* **Short problem**: Retype the records below exactly as they appear, but leave out any pictures.

┌──

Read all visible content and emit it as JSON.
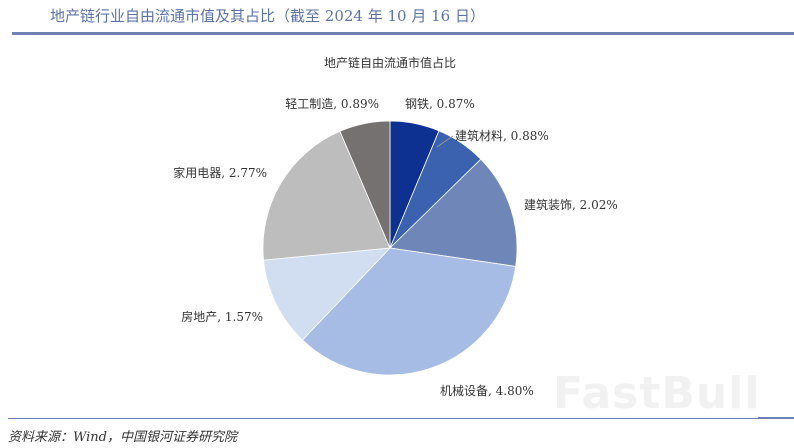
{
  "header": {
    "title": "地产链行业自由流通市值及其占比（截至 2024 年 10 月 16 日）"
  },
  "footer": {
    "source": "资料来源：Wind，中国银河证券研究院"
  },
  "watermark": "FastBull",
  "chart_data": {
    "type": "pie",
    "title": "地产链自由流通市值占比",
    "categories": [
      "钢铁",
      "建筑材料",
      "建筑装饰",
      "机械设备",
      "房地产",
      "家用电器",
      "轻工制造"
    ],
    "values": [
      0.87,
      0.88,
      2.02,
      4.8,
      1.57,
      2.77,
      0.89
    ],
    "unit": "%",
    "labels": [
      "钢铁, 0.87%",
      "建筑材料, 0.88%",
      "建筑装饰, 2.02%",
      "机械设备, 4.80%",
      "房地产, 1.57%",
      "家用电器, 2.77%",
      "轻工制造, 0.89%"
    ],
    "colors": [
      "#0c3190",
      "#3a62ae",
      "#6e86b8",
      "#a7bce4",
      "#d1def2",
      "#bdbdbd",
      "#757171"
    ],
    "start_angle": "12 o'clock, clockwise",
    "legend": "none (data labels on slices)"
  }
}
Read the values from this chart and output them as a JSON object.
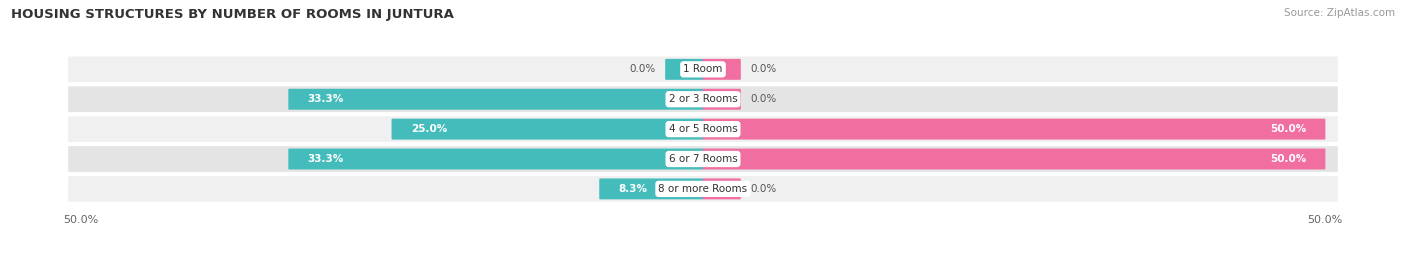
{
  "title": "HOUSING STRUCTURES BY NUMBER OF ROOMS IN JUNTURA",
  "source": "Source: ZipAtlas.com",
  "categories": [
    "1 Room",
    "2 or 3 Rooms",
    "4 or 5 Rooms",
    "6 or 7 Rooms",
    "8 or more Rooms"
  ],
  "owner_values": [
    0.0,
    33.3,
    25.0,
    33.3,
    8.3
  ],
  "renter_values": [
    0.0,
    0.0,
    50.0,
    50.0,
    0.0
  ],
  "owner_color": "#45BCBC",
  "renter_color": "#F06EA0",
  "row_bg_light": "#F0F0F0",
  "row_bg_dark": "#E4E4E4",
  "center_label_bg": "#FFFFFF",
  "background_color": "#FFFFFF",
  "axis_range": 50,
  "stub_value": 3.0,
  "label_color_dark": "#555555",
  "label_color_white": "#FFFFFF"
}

└──

* **Finished task**:
Read all visible content and emit it as JSON.
{
  "header": {
    "title": "地产链行业自由流通市值及其占比（截至 2024 年 10 月 16 日）"
  },
  "footer": {
    "source": "资料来源：Wind，中国银河证券研究院"
  },
  "watermark": "FastBull",
  "chart_data": {
    "type": "pie",
    "title": "地产链自由流通市值占比",
    "categories": [
      "钢铁",
      "建筑材料",
      "建筑装饰",
      "机械设备",
      "房地产",
      "家用电器",
      "轻工制造"
    ],
    "values": [
      0.87,
      0.88,
      2.02,
      4.8,
      1.57,
      2.77,
      0.89
    ],
    "unit": "%",
    "labels": [
      "钢铁, 0.87%",
      "建筑材料, 0.88%",
      "建筑装饰, 2.02%",
      "机械设备, 4.80%",
      "房地产, 1.57%",
      "家用电器, 2.77%",
      "轻工制造, 0.89%"
    ],
    "colors": [
      "#0c3190",
      "#3a62ae",
      "#6e86b8",
      "#a7bce4",
      "#d1def2",
      "#bdbdbd",
      "#757171"
    ],
    "start_angle": "12 o'clock, clockwise",
    "legend": "none (data labels on slices)"
  }
}
Read the values from this chart and output them as a JSON object.
{
  "title": "HOUSING STRUCTURES BY NUMBER OF ROOMS IN JUNTURA",
  "source": "Source: ZipAtlas.com",
  "categories": [
    "1 Room",
    "2 or 3 Rooms",
    "4 or 5 Rooms",
    "6 or 7 Rooms",
    "8 or more Rooms"
  ],
  "owner_values": [
    0.0,
    33.3,
    25.0,
    33.3,
    8.3
  ],
  "renter_values": [
    0.0,
    0.0,
    50.0,
    50.0,
    0.0
  ],
  "owner_color": "#45BCBC",
  "renter_color": "#F06EA0",
  "row_bg_light": "#F0F0F0",
  "row_bg_dark": "#E4E4E4",
  "center_label_bg": "#FFFFFF",
  "background_color": "#FFFFFF",
  "axis_range": 50,
  "stub_value": 3.0,
  "label_color_dark": "#555555",
  "label_color_white": "#FFFFFF"
}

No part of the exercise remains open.